* Do this
Retype the records below exactly as they appear, but leave out any pictures.

──────── Record extracts ────────

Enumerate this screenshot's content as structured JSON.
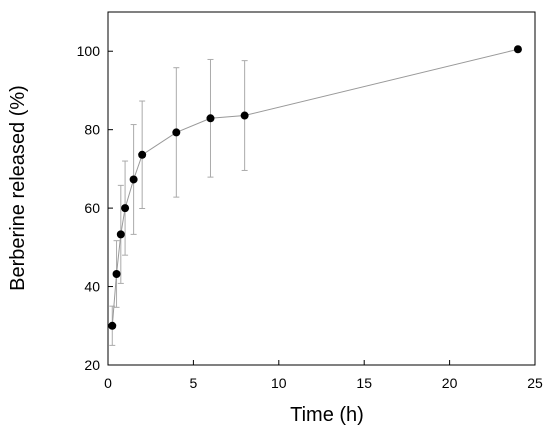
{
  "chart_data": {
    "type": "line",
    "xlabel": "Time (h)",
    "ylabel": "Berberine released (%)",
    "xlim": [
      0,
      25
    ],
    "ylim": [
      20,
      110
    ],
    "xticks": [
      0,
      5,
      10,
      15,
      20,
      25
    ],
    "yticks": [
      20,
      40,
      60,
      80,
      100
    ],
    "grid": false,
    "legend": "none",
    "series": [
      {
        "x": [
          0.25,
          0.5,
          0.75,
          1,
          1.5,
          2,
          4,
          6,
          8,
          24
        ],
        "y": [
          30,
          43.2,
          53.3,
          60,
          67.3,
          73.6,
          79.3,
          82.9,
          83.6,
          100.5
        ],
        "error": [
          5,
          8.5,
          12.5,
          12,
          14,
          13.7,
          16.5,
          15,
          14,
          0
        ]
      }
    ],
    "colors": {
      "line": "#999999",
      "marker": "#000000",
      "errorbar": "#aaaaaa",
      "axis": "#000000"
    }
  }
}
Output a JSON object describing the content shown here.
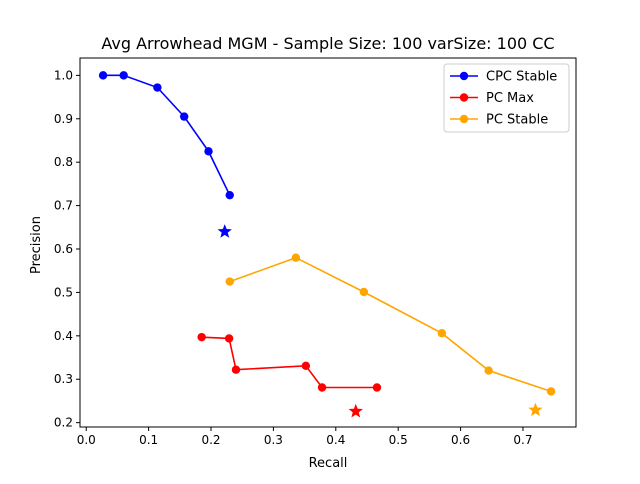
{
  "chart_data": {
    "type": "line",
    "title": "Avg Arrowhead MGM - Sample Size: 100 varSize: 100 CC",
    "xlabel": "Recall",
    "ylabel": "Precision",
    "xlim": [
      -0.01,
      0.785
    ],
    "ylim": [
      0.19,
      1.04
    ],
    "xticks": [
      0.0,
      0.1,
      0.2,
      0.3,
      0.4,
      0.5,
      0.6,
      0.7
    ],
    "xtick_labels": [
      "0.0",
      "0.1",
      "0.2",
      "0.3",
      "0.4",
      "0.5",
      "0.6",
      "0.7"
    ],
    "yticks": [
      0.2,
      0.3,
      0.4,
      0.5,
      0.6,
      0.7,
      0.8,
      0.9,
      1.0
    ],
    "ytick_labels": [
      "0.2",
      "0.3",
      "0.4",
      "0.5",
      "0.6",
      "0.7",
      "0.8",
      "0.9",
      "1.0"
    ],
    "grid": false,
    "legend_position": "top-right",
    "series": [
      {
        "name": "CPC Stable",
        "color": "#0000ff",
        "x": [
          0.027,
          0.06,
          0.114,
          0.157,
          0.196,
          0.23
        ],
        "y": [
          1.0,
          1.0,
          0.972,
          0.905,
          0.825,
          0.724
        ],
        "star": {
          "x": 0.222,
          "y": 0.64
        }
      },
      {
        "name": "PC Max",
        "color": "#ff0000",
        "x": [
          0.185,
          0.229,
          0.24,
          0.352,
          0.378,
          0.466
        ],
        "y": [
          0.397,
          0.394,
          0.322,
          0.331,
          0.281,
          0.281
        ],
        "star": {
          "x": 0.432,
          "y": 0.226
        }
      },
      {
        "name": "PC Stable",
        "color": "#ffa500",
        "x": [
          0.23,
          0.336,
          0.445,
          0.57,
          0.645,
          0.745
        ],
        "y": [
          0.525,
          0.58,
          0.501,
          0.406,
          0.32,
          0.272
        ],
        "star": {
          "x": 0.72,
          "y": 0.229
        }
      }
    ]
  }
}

────────

* Exercise response
Enumerate this screenshot's content as structured JSON.
{
  "chart_data": {
    "type": "line",
    "xlabel": "Time (h)",
    "ylabel": "Berberine released (%)",
    "xlim": [
      0,
      25
    ],
    "ylim": [
      20,
      110
    ],
    "xticks": [
      0,
      5,
      10,
      15,
      20,
      25
    ],
    "yticks": [
      20,
      40,
      60,
      80,
      100
    ],
    "grid": false,
    "legend": "none",
    "series": [
      {
        "x": [
          0.25,
          0.5,
          0.75,
          1,
          1.5,
          2,
          4,
          6,
          8,
          24
        ],
        "y": [
          30,
          43.2,
          53.3,
          60,
          67.3,
          73.6,
          79.3,
          82.9,
          83.6,
          100.5
        ],
        "error": [
          5,
          8.5,
          12.5,
          12,
          14,
          13.7,
          16.5,
          15,
          14,
          0
        ]
      }
    ],
    "colors": {
      "line": "#999999",
      "marker": "#000000",
      "errorbar": "#aaaaaa",
      "axis": "#000000"
    }
  }
}
Output a JSON object describing the content shown here.
{
  "chart_data": {
    "type": "line",
    "title": "Avg Arrowhead MGM - Sample Size: 100 varSize: 100 CC",
    "xlabel": "Recall",
    "ylabel": "Precision",
    "xlim": [
      -0.01,
      0.785
    ],
    "ylim": [
      0.19,
      1.04
    ],
    "xticks": [
      0.0,
      0.1,
      0.2,
      0.3,
      0.4,
      0.5,
      0.6,
      0.7
    ],
    "xtick_labels": [
      "0.0",
      "0.1",
      "0.2",
      "0.3",
      "0.4",
      "0.5",
      "0.6",
      "0.7"
    ],
    "yticks": [
      0.2,
      0.3,
      0.4,
      0.5,
      0.6,
      0.7,
      0.8,
      0.9,
      1.0
    ],
    "ytick_labels": [
      "0.2",
      "0.3",
      "0.4",
      "0.5",
      "0.6",
      "0.7",
      "0.8",
      "0.9",
      "1.0"
    ],
    "grid": false,
    "legend_position": "top-right",
    "series": [
      {
        "name": "CPC Stable",
        "color": "#0000ff",
        "x": [
          0.027,
          0.06,
          0.114,
          0.157,
          0.196,
          0.23
        ],
        "y": [
          1.0,
          1.0,
          0.972,
          0.905,
          0.825,
          0.724
        ],
        "star": {
          "x": 0.222,
          "y": 0.64
        }
      },
      {
        "name": "PC Max",
        "color": "#ff0000",
        "x": [
          0.185,
          0.229,
          0.24,
          0.352,
          0.378,
          0.466
        ],
        "y": [
          0.397,
          0.394,
          0.322,
          0.331,
          0.281,
          0.281
        ],
        "star": {
          "x": 0.432,
          "y": 0.226
        }
      },
      {
        "name": "PC Stable",
        "color": "#ffa500",
        "x": [
          0.23,
          0.336,
          0.445,
          0.57,
          0.645,
          0.745
        ],
        "y": [
          0.525,
          0.58,
          0.501,
          0.406,
          0.32,
          0.272
        ],
        "star": {
          "x": 0.72,
          "y": 0.229
        }
      }
    ]
  }
}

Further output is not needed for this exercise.